* _EXERCISE TASK_
Write the records below out again exactly as given, with no images.
★ ★ ★ ★
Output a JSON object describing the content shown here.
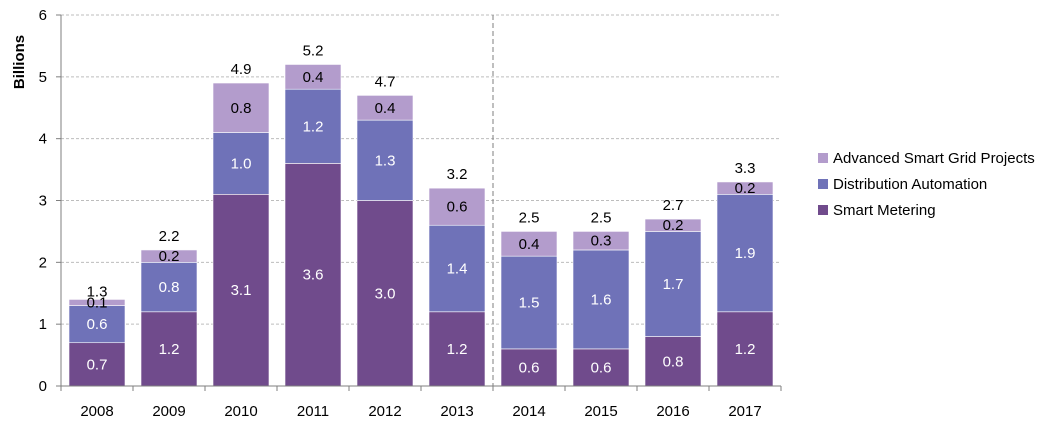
{
  "chart_data": {
    "type": "bar",
    "stacked": true,
    "ylabel": "Billions",
    "ylim": [
      0,
      6
    ],
    "yticks": [
      0,
      1,
      2,
      3,
      4,
      5,
      6
    ],
    "categories": [
      "2008",
      "2009",
      "2010",
      "2011",
      "2012",
      "2013",
      "2014",
      "2015",
      "2016",
      "2017"
    ],
    "series": [
      {
        "name": "Smart Metering",
        "color": "#704b8c",
        "values": [
          0.7,
          1.2,
          3.1,
          3.6,
          3.0,
          1.2,
          0.6,
          0.6,
          0.8,
          1.2
        ]
      },
      {
        "name": "Distribution Automation",
        "color": "#6f72b8",
        "values": [
          0.6,
          0.8,
          1.0,
          1.2,
          1.3,
          1.4,
          1.5,
          1.6,
          1.7,
          1.9
        ]
      },
      {
        "name": "Advanced Smart Grid Projects",
        "color": "#b39ccc",
        "values": [
          0.1,
          0.2,
          0.8,
          0.4,
          0.4,
          0.6,
          0.4,
          0.3,
          0.2,
          0.2
        ]
      }
    ],
    "totals": [
      1.3,
      2.2,
      4.9,
      5.2,
      4.7,
      3.2,
      2.5,
      2.5,
      2.7,
      3.3
    ],
    "segment_labels": [
      [
        "0.7",
        "1.2",
        "3.1",
        "3.6",
        "3.0",
        "1.2",
        "0.6",
        "0.6",
        "0.8",
        "1.2"
      ],
      [
        "0.6",
        "0.8",
        "1.0",
        "1.2",
        "1.3",
        "1.4",
        "1.5",
        "1.6",
        "1.7",
        "1.9"
      ],
      [
        "0.1",
        "0.2",
        "0.8",
        "0.4",
        "0.4",
        "0.6",
        "0.4",
        "0.3",
        "0.2",
        "0.2"
      ]
    ],
    "total_labels": [
      "1.3",
      "2.2",
      "4.9",
      "5.2",
      "4.7",
      "3.2",
      "2.5",
      "2.5",
      "2.7",
      "3.3"
    ],
    "divider_after_category": "2013",
    "grid": true,
    "legend_position": "right",
    "legend_order": [
      "Advanced Smart Grid Projects",
      "Distribution Automation",
      "Smart Metering"
    ]
  }
}
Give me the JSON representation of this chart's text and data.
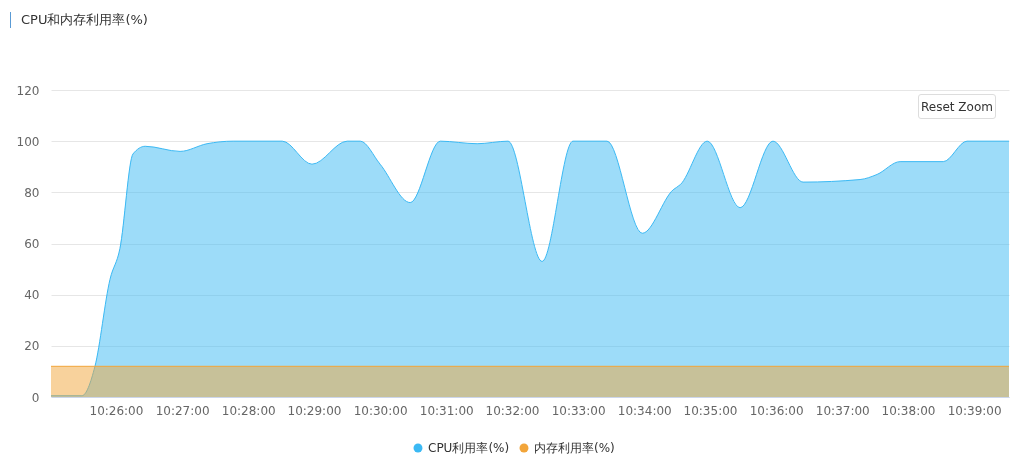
{
  "chart_data": {
    "type": "area",
    "title": "CPU和内存利用率(%)",
    "annotations": [
      "Reset Zoom"
    ],
    "series": [
      {
        "name": "CPU利用率(%)",
        "color": "#3bb9f4",
        "x": [
          10.4169,
          10.4247,
          10.428,
          10.4318,
          10.4343,
          10.4376,
          10.4407,
          10.4495,
          10.4563,
          10.4629,
          10.4753,
          10.4828,
          10.4917,
          10.495,
          10.5,
          10.5076,
          10.5152,
          10.5245,
          10.5323,
          10.5409,
          10.5487,
          10.5573,
          10.5662,
          10.574,
          10.5758,
          10.5826,
          10.5909,
          10.5992,
          10.6068,
          10.6212,
          10.6255,
          10.6313,
          10.6422,
          10.6482,
          10.6588
        ],
        "values": [
          0.5,
          0.5,
          12,
          46,
          58,
          95,
          98,
          96,
          99,
          100,
          100,
          91,
          100,
          100,
          91,
          76,
          100,
          99,
          100,
          53,
          100,
          100,
          64,
          81,
          83,
          100,
          74,
          100,
          84,
          85,
          87,
          92,
          92,
          100,
          100
        ]
      },
      {
        "name": "内存利用率(%)",
        "color": "#f2a53a",
        "x": [
          10.4169,
          10.6588
        ],
        "values": [
          12,
          12
        ]
      }
    ],
    "xlim": [
      10.4169,
      10.6588
    ],
    "xticks": [
      {
        "value": 10.4333,
        "label": "10:26:00"
      },
      {
        "value": 10.45,
        "label": "10:27:00"
      },
      {
        "value": 10.4667,
        "label": "10:28:00"
      },
      {
        "value": 10.4833,
        "label": "10:29:00"
      },
      {
        "value": 10.5,
        "label": "10:30:00"
      },
      {
        "value": 10.5167,
        "label": "10:31:00"
      },
      {
        "value": 10.5333,
        "label": "10:32:00"
      },
      {
        "value": 10.55,
        "label": "10:33:00"
      },
      {
        "value": 10.5667,
        "label": "10:34:00"
      },
      {
        "value": 10.5833,
        "label": "10:35:00"
      },
      {
        "value": 10.6,
        "label": "10:36:00"
      },
      {
        "value": 10.6167,
        "label": "10:37:00"
      },
      {
        "value": 10.6333,
        "label": "10:38:00"
      },
      {
        "value": 10.65,
        "label": "10:39:00"
      }
    ],
    "ylim": [
      0,
      120
    ],
    "yticks": [
      0,
      20,
      40,
      60,
      80,
      100,
      120
    ],
    "grid": "y",
    "legend": "bottom",
    "marker": "none",
    "line_style": "solid"
  }
}
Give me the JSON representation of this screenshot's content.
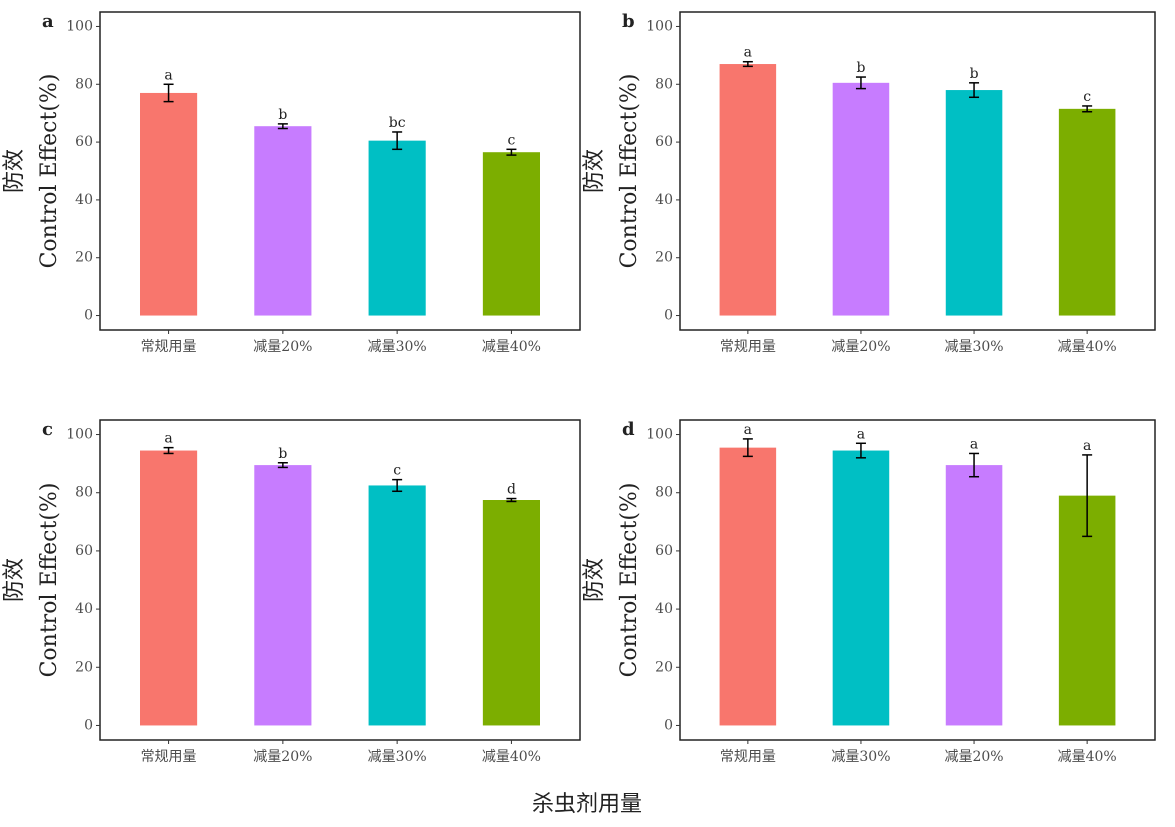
★ ★ ★ ★
* _SOLUTION FOR THIS EXERCISE_
Output a JSON object describing the content shown here.
{
  "chart_data": {
    "type": "bar",
    "stacked": true,
    "ylabel": "Billions",
    "ylim": [
      0,
      6
    ],
    "yticks": [
      0,
      1,
      2,
      3,
      4,
      5,
      6
    ],
    "categories": [
      "2008",
      "2009",
      "2010",
      "2011",
      "2012",
      "2013",
      "2014",
      "2015",
      "2016",
      "2017"
    ],
    "series": [
      {
        "name": "Smart Metering",
        "color": "#704b8c",
        "values": [
          0.7,
          1.2,
          3.1,
          3.6,
          3.0,
          1.2,
          0.6,
          0.6,
          0.8,
          1.2
        ]
      },
      {
        "name": "Distribution Automation",
        "color": "#6f72b8",
        "values": [
          0.6,
          0.8,
          1.0,
          1.2,
          1.3,
          1.4,
          1.5,
          1.6,
          1.7,
          1.9
        ]
      },
      {
        "name": "Advanced Smart Grid Projects",
        "color": "#b39ccc",
        "values": [
          0.1,
          0.2,
          0.8,
          0.4,
          0.4,
          0.6,
          0.4,
          0.3,
          0.2,
          0.2
        ]
      }
    ],
    "totals": [
      1.3,
      2.2,
      4.9,
      5.2,
      4.7,
      3.2,
      2.5,
      2.5,
      2.7,
      3.3
    ],
    "segment_labels": [
      [
        "0.7",
        "1.2",
        "3.1",
        "3.6",
        "3.0",
        "1.2",
        "0.6",
        "0.6",
        "0.8",
        "1.2"
      ],
      [
        "0.6",
        "0.8",
        "1.0",
        "1.2",
        "1.3",
        "1.4",
        "1.5",
        "1.6",
        "1.7",
        "1.9"
      ],
      [
        "0.1",
        "0.2",
        "0.8",
        "0.4",
        "0.4",
        "0.6",
        "0.4",
        "0.3",
        "0.2",
        "0.2"
      ]
    ],
    "total_labels": [
      "1.3",
      "2.2",
      "4.9",
      "5.2",
      "4.7",
      "3.2",
      "2.5",
      "2.5",
      "2.7",
      "3.3"
    ],
    "divider_after_category": "2013",
    "grid": true,
    "legend_position": "right",
    "legend_order": [
      "Advanced Smart Grid Projects",
      "Distribution Automation",
      "Smart Metering"
    ]
  }
}
Give me the JSON representation of this chart's text and data.
{
  "chart_data": {
    "type": "area",
    "title": "CPU和内存利用率(%)",
    "annotations": [
      "Reset Zoom"
    ],
    "series": [
      {
        "name": "CPU利用率(%)",
        "color": "#3bb9f4",
        "x": [
          10.4169,
          10.4247,
          10.428,
          10.4318,
          10.4343,
          10.4376,
          10.4407,
          10.4495,
          10.4563,
          10.4629,
          10.4753,
          10.4828,
          10.4917,
          10.495,
          10.5,
          10.5076,
          10.5152,
          10.5245,
          10.5323,
          10.5409,
          10.5487,
          10.5573,
          10.5662,
          10.574,
          10.5758,
          10.5826,
          10.5909,
          10.5992,
          10.6068,
          10.6212,
          10.6255,
          10.6313,
          10.6422,
          10.6482,
          10.6588
        ],
        "values": [
          0.5,
          0.5,
          12,
          46,
          58,
          95,
          98,
          96,
          99,
          100,
          100,
          91,
          100,
          100,
          91,
          76,
          100,
          99,
          100,
          53,
          100,
          100,
          64,
          81,
          83,
          100,
          74,
          100,
          84,
          85,
          87,
          92,
          92,
          100,
          100
        ]
      },
      {
        "name": "内存利用率(%)",
        "color": "#f2a53a",
        "x": [
          10.4169,
          10.6588
        ],
        "values": [
          12,
          12
        ]
      }
    ],
    "xlim": [
      10.4169,
      10.6588
    ],
    "xticks": [
      {
        "value": 10.4333,
        "label": "10:26:00"
      },
      {
        "value": 10.45,
        "label": "10:27:00"
      },
      {
        "value": 10.4667,
        "label": "10:28:00"
      },
      {
        "value": 10.4833,
        "label": "10:29:00"
      },
      {
        "value": 10.5,
        "label": "10:30:00"
      },
      {
        "value": 10.5167,
        "label": "10:31:00"
      },
      {
        "value": 10.5333,
        "label": "10:32:00"
      },
      {
        "value": 10.55,
        "label": "10:33:00"
      },
      {
        "value": 10.5667,
        "label": "10:34:00"
      },
      {
        "value": 10.5833,
        "label": "10:35:00"
      },
      {
        "value": 10.6,
        "label": "10:36:00"
      },
      {
        "value": 10.6167,
        "label": "10:37:00"
      },
      {
        "value": 10.6333,
        "label": "10:38:00"
      },
      {
        "value": 10.65,
        "label": "10:39:00"
      }
    ],
    "ylim": [
      0,
      120
    ],
    "yticks": [
      0,
      20,
      40,
      60,
      80,
      100,
      120
    ],
    "grid": "y",
    "legend": "bottom",
    "marker": "none",
    "line_style": "solid"
  }
}
Give me the JSON representation of this screenshot's content.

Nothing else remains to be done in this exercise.